[start]

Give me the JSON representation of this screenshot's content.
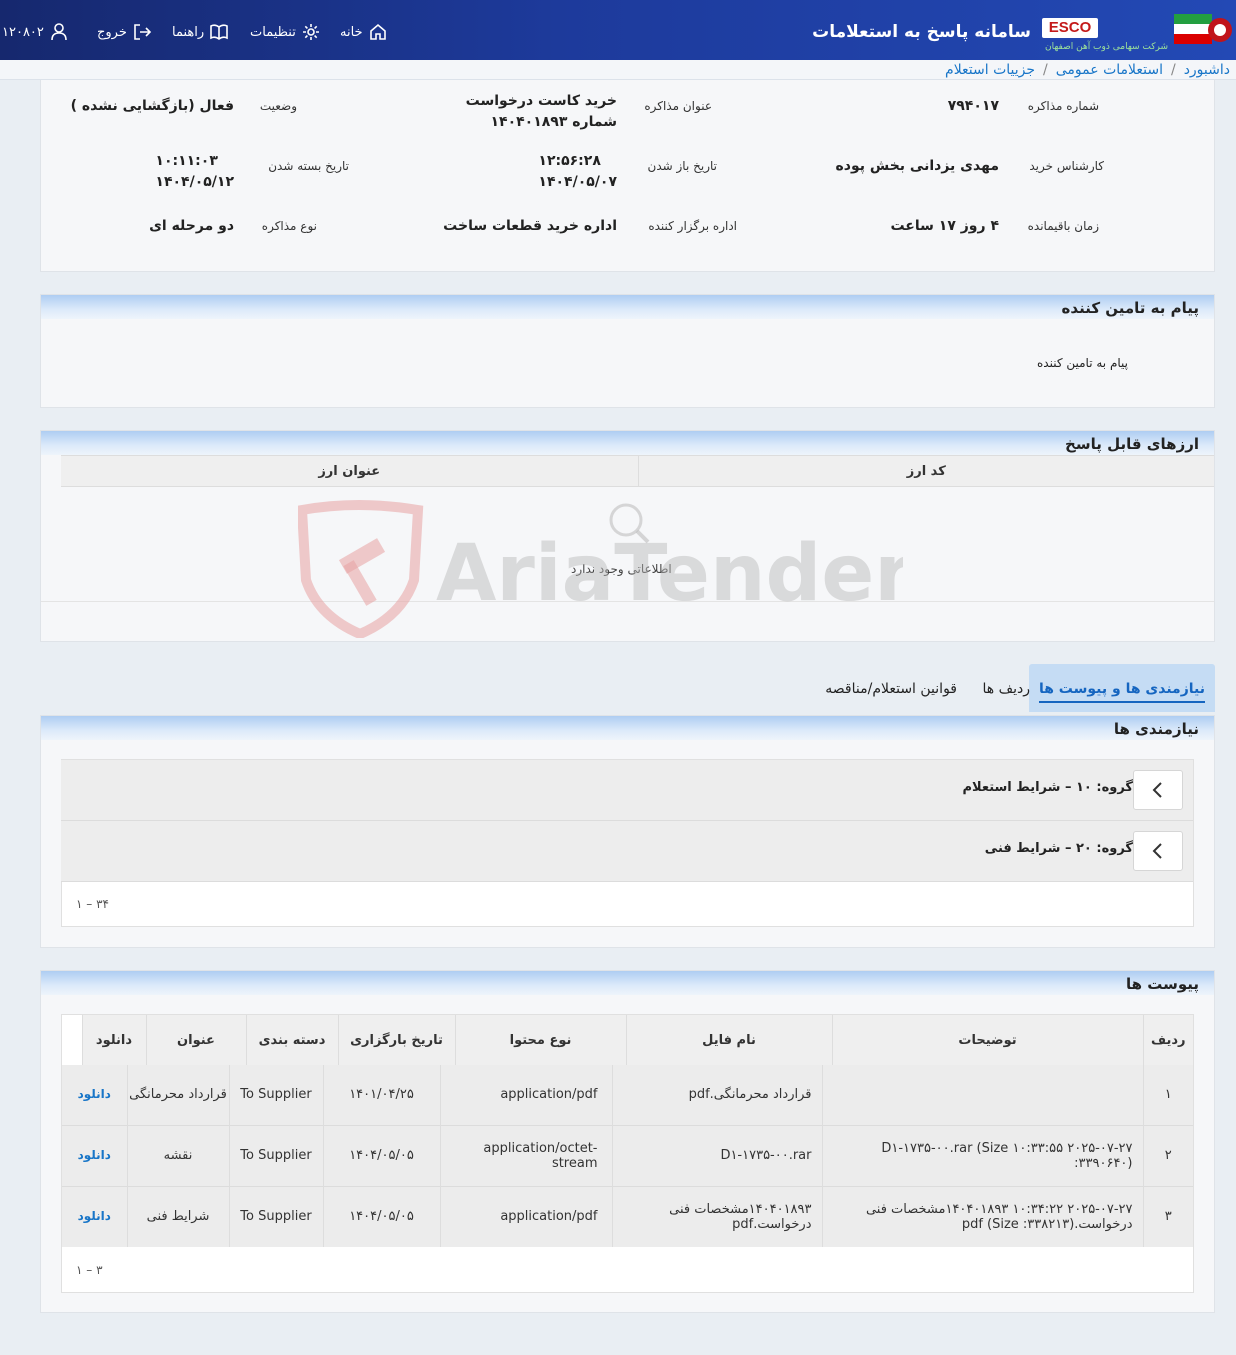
{
  "header": {
    "system_title": "سامانه پاسخ به استعلامات",
    "brand": "ESCO",
    "company": "شرکت سهامی ذوب آهن اصفهان",
    "nav": {
      "home": "خانه",
      "settings": "تنظیمات",
      "guide": "راهنما",
      "logout": "خروج",
      "user_id": "۱۲۰۸۰۲"
    }
  },
  "breadcrumb": [
    "داشبورد",
    "استعلامات عمومی",
    "جزییات استعلام"
  ],
  "details": {
    "negotiation_number_label": "شماره مذاکره",
    "negotiation_number": "۷۹۴۰۱۷",
    "negotiation_title_label": "عنوان مذاکره",
    "negotiation_title_line1": "خرید کاست درخواست",
    "negotiation_title_line2": "شماره ۱۴۰۴۰۱۸۹۳",
    "status_label": "وضعیت",
    "status": "فعال (بازگشایی نشده )",
    "buyer_label": "کارشناس خرید",
    "buyer": "مهدی یزدانی بخش پوده",
    "open_date_label": "تاریخ باز شدن",
    "open_time": "۱۲:۵۶:۲۸",
    "open_date": "۱۴۰۴/۰۵/۰۷",
    "close_date_label": "تاریخ بسته شدن",
    "close_time": "۱۰:۱۱:۰۳",
    "close_date": "۱۴۰۴/۰۵/۱۲",
    "remaining_label": "زمان باقیمانده",
    "remaining": "۴ روز ۱۷ ساعت",
    "organizer_label": "اداره برگزار کننده",
    "organizer": "اداره خرید قطعات ساخت",
    "type_label": "نوع مذاکره",
    "type": "دو مرحله ای"
  },
  "supplier_message": {
    "title": "پیام به تامین کننده",
    "text": "پیام به تامین کننده"
  },
  "currencies": {
    "title": "ارزهای قابل پاسخ",
    "columns": [
      "کد ارز",
      "عنوان ارز"
    ],
    "empty_text": "اطلاعاتی وجود ندارد"
  },
  "watermark": "AriaTender.neT",
  "tabs": [
    "نیازمندی ها و پیوست ها",
    "ردیف ها",
    "قوانین استعلام/مناقصه"
  ],
  "requirements": {
    "title": "نیازمندی ها",
    "groups": [
      "گروه: ۱۰ – شرایط استعلام",
      "گروه: ۲۰ – شرایط فنی"
    ],
    "pager": "۱ – ۳۴"
  },
  "attachments": {
    "title": "پیوست ها",
    "columns": [
      "ردیف",
      "توضیحات",
      "نام فایل",
      "نوع محتوا",
      "تاریخ بارگزاری",
      "دسته بندی",
      "عنوان",
      "دانلود"
    ],
    "rows": [
      {
        "row": "۱",
        "desc": "",
        "file": "قرارداد محرمانگی.pdf",
        "type": "application/pdf",
        "date": "۱۴۰۱/۰۴/۲۵",
        "category": "To Supplier",
        "title": "قرارداد محرمانگی",
        "download": "دانلود"
      },
      {
        "row": "۲",
        "desc": "۲۰۲۵-۰۷-۲۷ ۱۰:۳۳:۵۵ D۱-۱۷۳۵-۰۰.rar (Size :۳۳۹۰۶۴۰)",
        "file": "D۱-۱۷۳۵-۰۰.rar",
        "type": "application/octet-stream",
        "date": "۱۴۰۴/۰۵/۰۵",
        "category": "To Supplier",
        "title": "نقشه",
        "download": "دانلود"
      },
      {
        "row": "۳",
        "desc": "۲۰۲۵-۰۷-۲۷ ۱۰:۳۴:۲۲ ۱۴۰۴۰۱۸۹۳مشخصات فنی درخواست.pdf (Size :۳۳۸۲۱۳)",
        "file": "۱۴۰۴۰۱۸۹۳مشخصات فنی درخواست.pdf",
        "type": "application/pdf",
        "date": "۱۴۰۴/۰۵/۰۵",
        "category": "To Supplier",
        "title": "شرایط فنی",
        "download": "دانلود"
      }
    ],
    "pager": "۱ – ۳"
  }
}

[end]

◆ **AIM**: Find the lines containing "desc" and list every one of them.

◆ **ANSWER FOR THIS EXERCISE**:
        "desc": "",
        "desc": "۲۰۲۵-۰۷-۲۷ ۱۰:۳۳:۵۵ D۱-۱۷۳۵-۰۰.rar (Size :۳۳۹۰۶۴۰)",
        "desc": "۲۰۲۵-۰۷-۲۷ ۱۰:۳۴:۲۲ ۱۴۰۴۰۱۸۹۳مشخصات فنی درخواست.pdf (Size :۳۳۸۲۱۳)",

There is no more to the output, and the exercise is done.